Extracted data entries:
======
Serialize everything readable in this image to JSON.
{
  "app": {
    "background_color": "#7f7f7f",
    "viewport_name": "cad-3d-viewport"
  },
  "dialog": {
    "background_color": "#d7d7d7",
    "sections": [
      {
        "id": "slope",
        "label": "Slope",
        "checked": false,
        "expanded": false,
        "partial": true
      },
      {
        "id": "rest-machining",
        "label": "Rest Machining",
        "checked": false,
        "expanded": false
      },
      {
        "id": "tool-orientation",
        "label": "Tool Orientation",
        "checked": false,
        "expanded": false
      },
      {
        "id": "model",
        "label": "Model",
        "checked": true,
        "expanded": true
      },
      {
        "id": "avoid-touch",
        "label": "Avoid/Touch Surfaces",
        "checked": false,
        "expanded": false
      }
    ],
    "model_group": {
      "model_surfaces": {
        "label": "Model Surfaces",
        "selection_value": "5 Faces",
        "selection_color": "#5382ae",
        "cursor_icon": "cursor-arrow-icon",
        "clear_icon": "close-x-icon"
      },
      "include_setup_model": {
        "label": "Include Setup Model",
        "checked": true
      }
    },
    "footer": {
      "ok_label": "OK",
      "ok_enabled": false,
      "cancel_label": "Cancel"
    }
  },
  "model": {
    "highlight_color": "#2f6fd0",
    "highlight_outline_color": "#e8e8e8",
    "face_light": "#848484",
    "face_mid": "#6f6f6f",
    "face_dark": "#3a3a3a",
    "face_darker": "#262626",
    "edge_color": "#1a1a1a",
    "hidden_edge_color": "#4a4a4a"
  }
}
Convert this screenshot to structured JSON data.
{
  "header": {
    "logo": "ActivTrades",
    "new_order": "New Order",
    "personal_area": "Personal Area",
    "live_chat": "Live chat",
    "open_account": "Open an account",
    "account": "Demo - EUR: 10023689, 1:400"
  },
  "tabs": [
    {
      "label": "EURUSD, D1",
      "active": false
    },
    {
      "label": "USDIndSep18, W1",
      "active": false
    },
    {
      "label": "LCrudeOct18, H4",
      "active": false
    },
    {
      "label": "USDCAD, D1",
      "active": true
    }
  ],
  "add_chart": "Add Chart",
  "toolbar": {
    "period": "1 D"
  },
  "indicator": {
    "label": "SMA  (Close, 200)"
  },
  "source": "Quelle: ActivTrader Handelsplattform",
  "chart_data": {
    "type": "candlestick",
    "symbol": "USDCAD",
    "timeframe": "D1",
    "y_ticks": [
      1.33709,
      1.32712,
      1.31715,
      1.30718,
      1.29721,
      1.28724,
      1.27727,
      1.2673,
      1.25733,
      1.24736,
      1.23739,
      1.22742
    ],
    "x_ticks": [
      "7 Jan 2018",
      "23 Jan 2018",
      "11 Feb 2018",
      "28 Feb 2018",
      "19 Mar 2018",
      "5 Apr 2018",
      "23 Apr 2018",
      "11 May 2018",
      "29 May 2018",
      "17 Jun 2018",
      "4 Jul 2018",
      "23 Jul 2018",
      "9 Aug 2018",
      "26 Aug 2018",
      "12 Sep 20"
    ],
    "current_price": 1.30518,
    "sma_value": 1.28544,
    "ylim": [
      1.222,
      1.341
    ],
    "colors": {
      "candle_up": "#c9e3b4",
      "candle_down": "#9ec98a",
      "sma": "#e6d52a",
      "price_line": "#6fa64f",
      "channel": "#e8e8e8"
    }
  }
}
======
Work required: Please reproduce all of the entries exactly as they stand.

Solution to the exercise:
Serialize everything readable in this image to JSON.
{
  "app": {
    "background_color": "#7f7f7f",
    "viewport_name": "cad-3d-viewport"
  },
  "dialog": {
    "background_color": "#d7d7d7",
    "sections": [
      {
        "id": "slope",
        "label": "Slope",
        "checked": false,
        "expanded": false,
        "partial": true
      },
      {
        "id": "rest-machining",
        "label": "Rest Machining",
        "checked": false,
        "expanded": false
      },
      {
        "id": "tool-orientation",
        "label": "Tool Orientation",
        "checked": false,
        "expanded": false
      },
      {
        "id": "model",
        "label": "Model",
        "checked": true,
        "expanded": true
      },
      {
        "id": "avoid-touch",
        "label": "Avoid/Touch Surfaces",
        "checked": false,
        "expanded": false
      }
    ],
    "model_group": {
      "model_surfaces": {
        "label": "Model Surfaces",
        "selection_value": "5 Faces",
        "selection_color": "#5382ae",
        "cursor_icon": "cursor-arrow-icon",
        "clear_icon": "close-x-icon"
      },
      "include_setup_model": {
        "label": "Include Setup Model",
        "checked": true
      }
    },
    "footer": {
      "ok_label": "OK",
      "ok_enabled": false,
      "cancel_label": "Cancel"
    }
  },
  "model": {
    "highlight_color": "#2f6fd0",
    "highlight_outline_color": "#e8e8e8",
    "face_light": "#848484",
    "face_mid": "#6f6f6f",
    "face_dark": "#3a3a3a",
    "face_darker": "#262626",
    "edge_color": "#1a1a1a",
    "hidden_edge_color": "#4a4a4a"
  }
}
Convert this screenshot to structured JSON data.
{
  "header": {
    "logo": "ActivTrades",
    "new_order": "New Order",
    "personal_area": "Personal Area",
    "live_chat": "Live chat",
    "open_account": "Open an account",
    "account": "Demo - EUR: 10023689, 1:400"
  },
  "tabs": [
    {
      "label": "EURUSD, D1",
      "active": false
    },
    {
      "label": "USDIndSep18, W1",
      "active": false
    },
    {
      "label": "LCrudeOct18, H4",
      "active": false
    },
    {
      "label": "USDCAD, D1",
      "active": true
    }
  ],
  "add_chart": "Add Chart",
  "toolbar": {
    "period": "1 D"
  },
  "indicator": {
    "label": "SMA  (Close, 200)"
  },
  "source": "Quelle: ActivTrader Handelsplattform",
  "chart_data": {
    "type": "candlestick",
    "symbol": "USDCAD",
    "timeframe": "D1",
    "y_ticks": [
      1.33709,
      1.32712,
      1.31715,
      1.30718,
      1.29721,
      1.28724,
      1.27727,
      1.2673,
      1.25733,
      1.24736,
      1.23739,
      1.22742
    ],
    "x_ticks": [
      "7 Jan 2018",
      "23 Jan 2018",
      "11 Feb 2018",
      "28 Feb 2018",
      "19 Mar 2018",
      "5 Apr 2018",
      "23 Apr 2018",
      "11 May 2018",
      "29 May 2018",
      "17 Jun 2018",
      "4 Jul 2018",
      "23 Jul 2018",
      "9 Aug 2018",
      "26 Aug 2018",
      "12 Sep 20"
    ],
    "current_price": 1.30518,
    "sma_value": 1.28544,
    "ylim": [
      1.222,
      1.341
    ],
    "colors": {
      "candle_up": "#c9e3b4",
      "candle_down": "#9ec98a",
      "sma": "#e6d52a",
      "price_line": "#6fa64f",
      "channel": "#e8e8e8"
    }
  }
}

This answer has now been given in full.